== Records provided ==
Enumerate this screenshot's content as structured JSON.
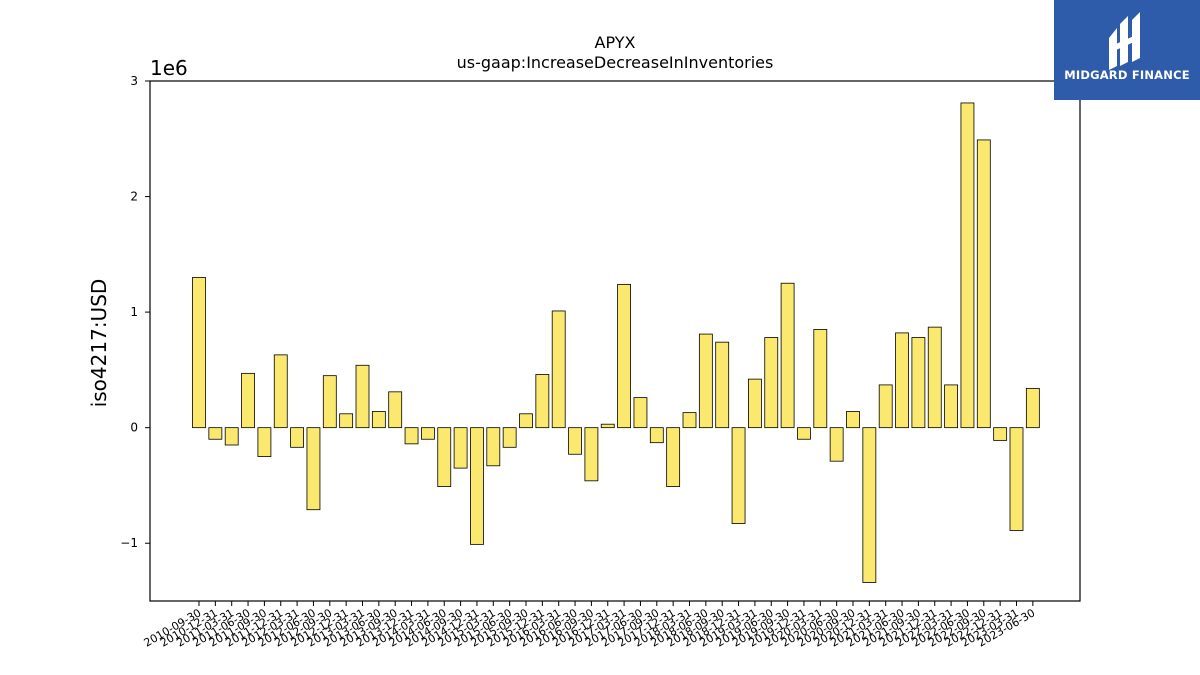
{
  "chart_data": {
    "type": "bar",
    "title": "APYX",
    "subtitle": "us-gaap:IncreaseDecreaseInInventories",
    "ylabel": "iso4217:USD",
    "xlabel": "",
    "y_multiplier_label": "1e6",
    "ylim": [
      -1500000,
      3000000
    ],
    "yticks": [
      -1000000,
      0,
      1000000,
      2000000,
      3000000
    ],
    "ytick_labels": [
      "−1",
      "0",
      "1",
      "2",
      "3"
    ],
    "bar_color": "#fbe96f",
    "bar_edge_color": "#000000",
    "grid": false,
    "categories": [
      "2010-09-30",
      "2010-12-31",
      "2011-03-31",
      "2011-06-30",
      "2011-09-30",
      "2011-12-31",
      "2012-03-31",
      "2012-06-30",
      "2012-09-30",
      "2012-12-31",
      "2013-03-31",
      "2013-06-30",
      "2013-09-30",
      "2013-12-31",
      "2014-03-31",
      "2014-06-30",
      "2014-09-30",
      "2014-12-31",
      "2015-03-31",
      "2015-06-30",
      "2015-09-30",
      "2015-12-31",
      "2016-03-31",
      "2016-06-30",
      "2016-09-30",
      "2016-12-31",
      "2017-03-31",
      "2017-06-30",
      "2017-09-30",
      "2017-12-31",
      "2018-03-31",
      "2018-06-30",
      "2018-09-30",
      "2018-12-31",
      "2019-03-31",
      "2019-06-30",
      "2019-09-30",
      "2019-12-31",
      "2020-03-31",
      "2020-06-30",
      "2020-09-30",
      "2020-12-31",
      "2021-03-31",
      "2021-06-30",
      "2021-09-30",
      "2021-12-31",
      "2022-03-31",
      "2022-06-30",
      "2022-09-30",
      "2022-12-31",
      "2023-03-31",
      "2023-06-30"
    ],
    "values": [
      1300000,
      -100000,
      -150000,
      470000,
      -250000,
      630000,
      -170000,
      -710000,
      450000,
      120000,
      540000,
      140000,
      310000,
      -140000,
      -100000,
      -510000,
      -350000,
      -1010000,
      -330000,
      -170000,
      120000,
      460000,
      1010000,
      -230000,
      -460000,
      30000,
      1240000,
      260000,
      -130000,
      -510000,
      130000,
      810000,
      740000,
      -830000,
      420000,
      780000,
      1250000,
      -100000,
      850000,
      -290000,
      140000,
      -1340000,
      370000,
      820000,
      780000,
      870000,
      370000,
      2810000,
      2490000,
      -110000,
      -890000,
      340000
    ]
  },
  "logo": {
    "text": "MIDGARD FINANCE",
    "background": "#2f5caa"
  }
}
===
• Problem to solve: Repeat the preceding records precisely, and leave every picture out of the copy.

• Full output:
Enumerate this screenshot's content as structured JSON.
{
  "chart_data": {
    "type": "bar",
    "title": "APYX",
    "subtitle": "us-gaap:IncreaseDecreaseInInventories",
    "ylabel": "iso4217:USD",
    "xlabel": "",
    "y_multiplier_label": "1e6",
    "ylim": [
      -1500000,
      3000000
    ],
    "yticks": [
      -1000000,
      0,
      1000000,
      2000000,
      3000000
    ],
    "ytick_labels": [
      "−1",
      "0",
      "1",
      "2",
      "3"
    ],
    "bar_color": "#fbe96f",
    "bar_edge_color": "#000000",
    "grid": false,
    "categories": [
      "2010-09-30",
      "2010-12-31",
      "2011-03-31",
      "2011-06-30",
      "2011-09-30",
      "2011-12-31",
      "2012-03-31",
      "2012-06-30",
      "2012-09-30",
      "2012-12-31",
      "2013-03-31",
      "2013-06-30",
      "2013-09-30",
      "2013-12-31",
      "2014-03-31",
      "2014-06-30",
      "2014-09-30",
      "2014-12-31",
      "2015-03-31",
      "2015-06-30",
      "2015-09-30",
      "2015-12-31",
      "2016-03-31",
      "2016-06-30",
      "2016-09-30",
      "2016-12-31",
      "2017-03-31",
      "2017-06-30",
      "2017-09-30",
      "2017-12-31",
      "2018-03-31",
      "2018-06-30",
      "2018-09-30",
      "2018-12-31",
      "2019-03-31",
      "2019-06-30",
      "2019-09-30",
      "2019-12-31",
      "2020-03-31",
      "2020-06-30",
      "2020-09-30",
      "2020-12-31",
      "2021-03-31",
      "2021-06-30",
      "2021-09-30",
      "2021-12-31",
      "2022-03-31",
      "2022-06-30",
      "2022-09-30",
      "2022-12-31",
      "2023-03-31",
      "2023-06-30"
    ],
    "values": [
      1300000,
      -100000,
      -150000,
      470000,
      -250000,
      630000,
      -170000,
      -710000,
      450000,
      120000,
      540000,
      140000,
      310000,
      -140000,
      -100000,
      -510000,
      -350000,
      -1010000,
      -330000,
      -170000,
      120000,
      460000,
      1010000,
      -230000,
      -460000,
      30000,
      1240000,
      260000,
      -130000,
      -510000,
      130000,
      810000,
      740000,
      -830000,
      420000,
      780000,
      1250000,
      -100000,
      850000,
      -290000,
      140000,
      -1340000,
      370000,
      820000,
      780000,
      870000,
      370000,
      2810000,
      2490000,
      -110000,
      -890000,
      340000
    ]
  },
  "logo": {
    "text": "MIDGARD FINANCE",
    "background": "#2f5caa"
  }
}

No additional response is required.